─── Data for this exercise ───

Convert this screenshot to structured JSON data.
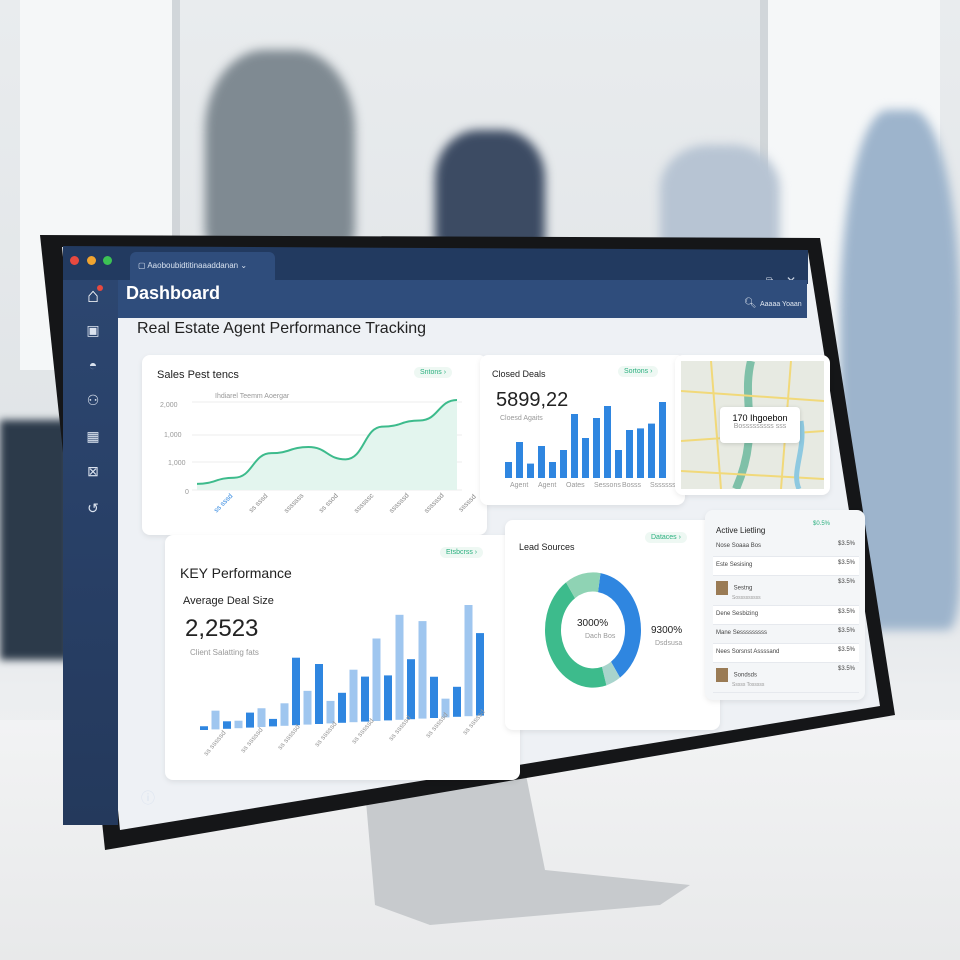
{
  "window": {
    "tab_label": "Aaoboubidtitinaaaddanan",
    "header_title": "Dashboard",
    "search_label": "Aaaaa Yoaan"
  },
  "page_title": "Real Estate Agent Performance Tracking",
  "sales": {
    "title": "Sales Pest tencs",
    "action": "Sntons",
    "legend": "Ihdiarel Teemm Aoergar",
    "y_ticks": [
      "2,000",
      "1,000",
      "1,000",
      "0"
    ],
    "x_labels": [
      "ss sssd",
      "ss sssd",
      "sssssss",
      "ss ssod",
      "ssssssc",
      "ssssssd",
      "ssssssd",
      "sssssd"
    ]
  },
  "closed_deals": {
    "title": "Closed Deals",
    "action": "Sortons",
    "value": "5899,22",
    "subtitle": "Cloesd Agaits",
    "x_labels": [
      "Agent",
      "Agent",
      "Oates",
      "Sessons",
      "Bosss",
      "Sssssss"
    ]
  },
  "map": {
    "label": "170 Ihgoebon",
    "sublabel": "Bosssssssss sss"
  },
  "key_performance": {
    "title": "KEY Performance",
    "action": "Etsbcrss",
    "metric_label": "Average Deal Size",
    "value": "2,2523",
    "subtitle": "Client Salatting fats",
    "x_labels": [
      "ss sssssd",
      "ss sssssd",
      "ss sssssd",
      "ss sssssd",
      "ss sssssd",
      "ss sssssd",
      "ss sssssd",
      "ss sssssd"
    ]
  },
  "lead_sources": {
    "title": "Lead Sources",
    "action": "Dataces",
    "center_value": "3000%",
    "center_label": "Dach Bos",
    "side_value": "9300%",
    "side_label": "Dsdsusa"
  },
  "active_listing": {
    "title": "Active Lietling",
    "action": "$0.5%",
    "rows": [
      {
        "tag": "Nose",
        "name": "Soaaa Bos",
        "value": "$3.5%"
      },
      {
        "tag": "Este",
        "name": "Sesising",
        "value": "$3.5%"
      },
      {
        "tag": "",
        "name": "Sestng",
        "sub": "Sosssssssss",
        "value": "$3.5%",
        "thumb": true
      },
      {
        "tag": "Dene",
        "name": "Sesbizing",
        "value": "$3.5%"
      },
      {
        "tag": "Mane",
        "name": "Sesssssssss",
        "value": "$3.5%"
      },
      {
        "tag": "Nees",
        "name": "Sorsnst Assssand",
        "value": "$3.5%"
      },
      {
        "tag": "",
        "name": "Sondsds",
        "sub": "Sssss Tosssss",
        "value": "$3.5%",
        "thumb": true
      }
    ]
  },
  "colors": {
    "navy": "#2d4a78",
    "blue": "#2f86e0",
    "light_blue": "#9fc6ef",
    "green": "#3dbb8c",
    "light_green": "#8fd3b4"
  },
  "chart_data": [
    {
      "type": "area",
      "title": "Sales Pest tencs",
      "y_ticks": [
        "2,000",
        "1,000",
        "1,000",
        "0"
      ],
      "values": [
        150,
        300,
        900,
        1050,
        750,
        1550,
        1700,
        2200
      ]
    },
    {
      "type": "bar",
      "title": "Closed Deals",
      "values": [
        20,
        45,
        18,
        40,
        20,
        35,
        80,
        50,
        75,
        90,
        35,
        60,
        62,
        68,
        95
      ]
    },
    {
      "type": "bar",
      "title": "Average Deal Size",
      "values": [
        5,
        25,
        10,
        10,
        20,
        25,
        10,
        30,
        90,
        45,
        80,
        30,
        40,
        70,
        60,
        110,
        60,
        140,
        80,
        130,
        55,
        25,
        40,
        160,
        110
      ],
      "series_colors": "alternating dark/light blue"
    },
    {
      "type": "pie",
      "title": "Lead Sources",
      "slices": [
        {
          "label": "blue",
          "value": 38,
          "color": "#2f86e0"
        },
        {
          "label": "pale",
          "value": 5,
          "color": "#a8d4cc"
        },
        {
          "label": "green",
          "value": 45,
          "color": "#3dbb8c"
        },
        {
          "label": "light green",
          "value": 12,
          "color": "#8fd3b4"
        }
      ]
    }
  ]
}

───

Your copy should match the entries exactly, minus the pictures.

• **Solution to this problem**:
Convert this screenshot to structured JSON data.
{
  "window": {
    "tab_label": "Aaoboubidtitinaaaddanan",
    "header_title": "Dashboard",
    "search_label": "Aaaaa Yoaan"
  },
  "page_title": "Real Estate Agent Performance Tracking",
  "sales": {
    "title": "Sales Pest tencs",
    "action": "Sntons",
    "legend": "Ihdiarel Teemm Aoergar",
    "y_ticks": [
      "2,000",
      "1,000",
      "1,000",
      "0"
    ],
    "x_labels": [
      "ss sssd",
      "ss sssd",
      "sssssss",
      "ss ssod",
      "ssssssc",
      "ssssssd",
      "ssssssd",
      "sssssd"
    ]
  },
  "closed_deals": {
    "title": "Closed Deals",
    "action": "Sortons",
    "value": "5899,22",
    "subtitle": "Cloesd Agaits",
    "x_labels": [
      "Agent",
      "Agent",
      "Oates",
      "Sessons",
      "Bosss",
      "Sssssss"
    ]
  },
  "map": {
    "label": "170 Ihgoebon",
    "sublabel": "Bosssssssss sss"
  },
  "key_performance": {
    "title": "KEY Performance",
    "action": "Etsbcrss",
    "metric_label": "Average Deal Size",
    "value": "2,2523",
    "subtitle": "Client Salatting fats",
    "x_labels": [
      "ss sssssd",
      "ss sssssd",
      "ss sssssd",
      "ss sssssd",
      "ss sssssd",
      "ss sssssd",
      "ss sssssd",
      "ss sssssd"
    ]
  },
  "lead_sources": {
    "title": "Lead Sources",
    "action": "Dataces",
    "center_value": "3000%",
    "center_label": "Dach Bos",
    "side_value": "9300%",
    "side_label": "Dsdsusa"
  },
  "active_listing": {
    "title": "Active Lietling",
    "action": "$0.5%",
    "rows": [
      {
        "tag": "Nose",
        "name": "Soaaa Bos",
        "value": "$3.5%"
      },
      {
        "tag": "Este",
        "name": "Sesising",
        "value": "$3.5%"
      },
      {
        "tag": "",
        "name": "Sestng",
        "sub": "Sosssssssss",
        "value": "$3.5%",
        "thumb": true
      },
      {
        "tag": "Dene",
        "name": "Sesbizing",
        "value": "$3.5%"
      },
      {
        "tag": "Mane",
        "name": "Sesssssssss",
        "value": "$3.5%"
      },
      {
        "tag": "Nees",
        "name": "Sorsnst Assssand",
        "value": "$3.5%"
      },
      {
        "tag": "",
        "name": "Sondsds",
        "sub": "Sssss Tosssss",
        "value": "$3.5%",
        "thumb": true
      }
    ]
  },
  "colors": {
    "navy": "#2d4a78",
    "blue": "#2f86e0",
    "light_blue": "#9fc6ef",
    "green": "#3dbb8c",
    "light_green": "#8fd3b4"
  },
  "chart_data": [
    {
      "type": "area",
      "title": "Sales Pest tencs",
      "y_ticks": [
        "2,000",
        "1,000",
        "1,000",
        "0"
      ],
      "values": [
        150,
        300,
        900,
        1050,
        750,
        1550,
        1700,
        2200
      ]
    },
    {
      "type": "bar",
      "title": "Closed Deals",
      "values": [
        20,
        45,
        18,
        40,
        20,
        35,
        80,
        50,
        75,
        90,
        35,
        60,
        62,
        68,
        95
      ]
    },
    {
      "type": "bar",
      "title": "Average Deal Size",
      "values": [
        5,
        25,
        10,
        10,
        20,
        25,
        10,
        30,
        90,
        45,
        80,
        30,
        40,
        70,
        60,
        110,
        60,
        140,
        80,
        130,
        55,
        25,
        40,
        160,
        110
      ],
      "series_colors": "alternating dark/light blue"
    },
    {
      "type": "pie",
      "title": "Lead Sources",
      "slices": [
        {
          "label": "blue",
          "value": 38,
          "color": "#2f86e0"
        },
        {
          "label": "pale",
          "value": 5,
          "color": "#a8d4cc"
        },
        {
          "label": "green",
          "value": 45,
          "color": "#3dbb8c"
        },
        {
          "label": "light green",
          "value": 12,
          "color": "#8fd3b4"
        }
      ]
    }
  ]
}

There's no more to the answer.